• _Figure contents as structured data_
>>>
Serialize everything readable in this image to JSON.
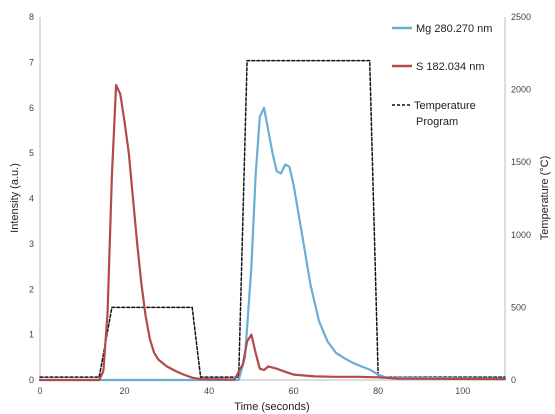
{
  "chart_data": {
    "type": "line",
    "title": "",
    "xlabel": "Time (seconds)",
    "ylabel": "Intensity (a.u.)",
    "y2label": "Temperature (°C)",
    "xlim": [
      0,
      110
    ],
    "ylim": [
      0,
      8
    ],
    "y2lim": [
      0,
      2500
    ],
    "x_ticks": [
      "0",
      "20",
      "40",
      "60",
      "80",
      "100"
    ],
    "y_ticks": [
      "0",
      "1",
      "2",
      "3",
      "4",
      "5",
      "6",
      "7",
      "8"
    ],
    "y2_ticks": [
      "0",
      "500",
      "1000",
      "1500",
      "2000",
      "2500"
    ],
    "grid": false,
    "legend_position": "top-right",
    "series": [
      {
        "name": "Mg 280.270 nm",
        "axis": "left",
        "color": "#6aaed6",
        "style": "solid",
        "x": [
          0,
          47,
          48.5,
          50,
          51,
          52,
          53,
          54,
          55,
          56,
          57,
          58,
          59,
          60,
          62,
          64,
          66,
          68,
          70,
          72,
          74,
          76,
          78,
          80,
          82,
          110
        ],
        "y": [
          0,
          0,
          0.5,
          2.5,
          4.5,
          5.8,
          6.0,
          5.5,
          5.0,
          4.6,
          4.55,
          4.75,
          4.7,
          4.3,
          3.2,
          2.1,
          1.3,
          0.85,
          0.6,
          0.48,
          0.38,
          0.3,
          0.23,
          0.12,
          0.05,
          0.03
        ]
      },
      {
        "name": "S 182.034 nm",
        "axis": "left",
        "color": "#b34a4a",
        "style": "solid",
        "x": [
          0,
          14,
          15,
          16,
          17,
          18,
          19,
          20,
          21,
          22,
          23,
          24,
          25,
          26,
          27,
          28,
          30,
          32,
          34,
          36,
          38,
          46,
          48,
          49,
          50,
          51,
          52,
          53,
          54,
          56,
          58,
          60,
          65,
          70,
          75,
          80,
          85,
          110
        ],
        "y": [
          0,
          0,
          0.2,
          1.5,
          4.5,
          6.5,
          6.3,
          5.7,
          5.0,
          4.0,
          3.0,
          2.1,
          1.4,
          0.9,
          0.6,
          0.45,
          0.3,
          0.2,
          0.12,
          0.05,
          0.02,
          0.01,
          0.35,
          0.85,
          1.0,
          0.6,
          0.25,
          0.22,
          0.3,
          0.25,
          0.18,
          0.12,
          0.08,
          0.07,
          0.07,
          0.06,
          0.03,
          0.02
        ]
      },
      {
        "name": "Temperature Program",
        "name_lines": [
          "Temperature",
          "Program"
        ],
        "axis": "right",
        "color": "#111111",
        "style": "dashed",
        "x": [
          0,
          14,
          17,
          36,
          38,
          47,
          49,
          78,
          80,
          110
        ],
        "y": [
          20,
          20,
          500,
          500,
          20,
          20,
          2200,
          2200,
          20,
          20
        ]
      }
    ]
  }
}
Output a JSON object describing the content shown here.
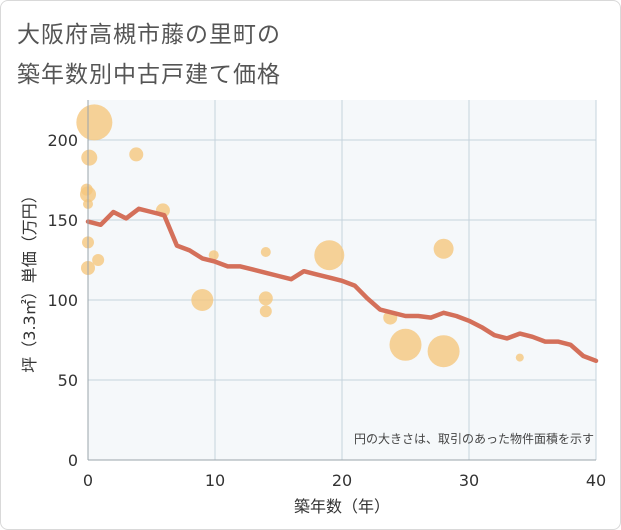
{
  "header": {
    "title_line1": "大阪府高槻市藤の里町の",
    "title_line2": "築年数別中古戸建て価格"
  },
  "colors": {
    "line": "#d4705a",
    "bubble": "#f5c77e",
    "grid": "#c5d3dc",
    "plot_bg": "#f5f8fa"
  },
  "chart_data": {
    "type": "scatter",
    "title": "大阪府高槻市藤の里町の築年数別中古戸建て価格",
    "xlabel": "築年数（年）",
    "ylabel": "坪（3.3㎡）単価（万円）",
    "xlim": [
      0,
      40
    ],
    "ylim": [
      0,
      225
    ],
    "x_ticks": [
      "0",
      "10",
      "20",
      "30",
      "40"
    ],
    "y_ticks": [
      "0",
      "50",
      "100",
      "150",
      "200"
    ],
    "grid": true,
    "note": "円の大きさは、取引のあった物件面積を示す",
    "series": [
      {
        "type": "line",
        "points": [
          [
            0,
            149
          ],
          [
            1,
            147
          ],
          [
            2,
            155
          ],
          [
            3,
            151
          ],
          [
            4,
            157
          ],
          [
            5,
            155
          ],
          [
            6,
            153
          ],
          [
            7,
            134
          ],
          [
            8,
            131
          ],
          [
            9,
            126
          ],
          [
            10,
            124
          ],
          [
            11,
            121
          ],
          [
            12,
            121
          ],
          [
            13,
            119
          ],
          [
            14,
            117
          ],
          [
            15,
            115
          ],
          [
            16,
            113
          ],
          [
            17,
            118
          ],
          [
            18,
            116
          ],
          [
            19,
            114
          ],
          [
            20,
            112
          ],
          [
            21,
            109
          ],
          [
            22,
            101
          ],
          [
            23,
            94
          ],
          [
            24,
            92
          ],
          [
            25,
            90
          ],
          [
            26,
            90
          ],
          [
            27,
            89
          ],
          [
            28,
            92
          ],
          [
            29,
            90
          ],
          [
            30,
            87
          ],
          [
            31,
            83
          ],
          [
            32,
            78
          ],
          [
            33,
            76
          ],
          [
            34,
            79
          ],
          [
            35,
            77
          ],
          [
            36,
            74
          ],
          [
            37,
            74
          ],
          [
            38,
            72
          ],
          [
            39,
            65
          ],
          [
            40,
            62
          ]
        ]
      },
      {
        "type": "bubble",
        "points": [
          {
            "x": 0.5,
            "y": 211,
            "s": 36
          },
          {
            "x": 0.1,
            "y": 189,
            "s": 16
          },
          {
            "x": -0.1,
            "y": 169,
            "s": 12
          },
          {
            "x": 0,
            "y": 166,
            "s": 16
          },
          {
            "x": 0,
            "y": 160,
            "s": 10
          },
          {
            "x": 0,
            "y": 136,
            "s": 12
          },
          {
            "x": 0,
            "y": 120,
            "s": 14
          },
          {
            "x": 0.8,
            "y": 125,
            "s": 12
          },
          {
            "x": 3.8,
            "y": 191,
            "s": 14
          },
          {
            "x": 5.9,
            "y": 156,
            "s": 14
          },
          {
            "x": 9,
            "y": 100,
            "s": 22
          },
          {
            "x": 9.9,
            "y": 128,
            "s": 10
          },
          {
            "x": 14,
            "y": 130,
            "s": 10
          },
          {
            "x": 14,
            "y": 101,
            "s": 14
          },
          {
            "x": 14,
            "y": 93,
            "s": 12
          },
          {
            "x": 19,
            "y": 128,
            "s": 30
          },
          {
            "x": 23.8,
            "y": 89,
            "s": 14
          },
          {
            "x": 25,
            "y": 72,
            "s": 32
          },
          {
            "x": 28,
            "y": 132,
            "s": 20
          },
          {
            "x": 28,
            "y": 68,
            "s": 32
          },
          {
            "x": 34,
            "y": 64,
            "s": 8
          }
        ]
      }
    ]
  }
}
<<<
Find the string "JSON" in the records, then copy each line where it occurs.

Serialize everything readable in this image to JSON.
Output a JSON object describing the content shown here.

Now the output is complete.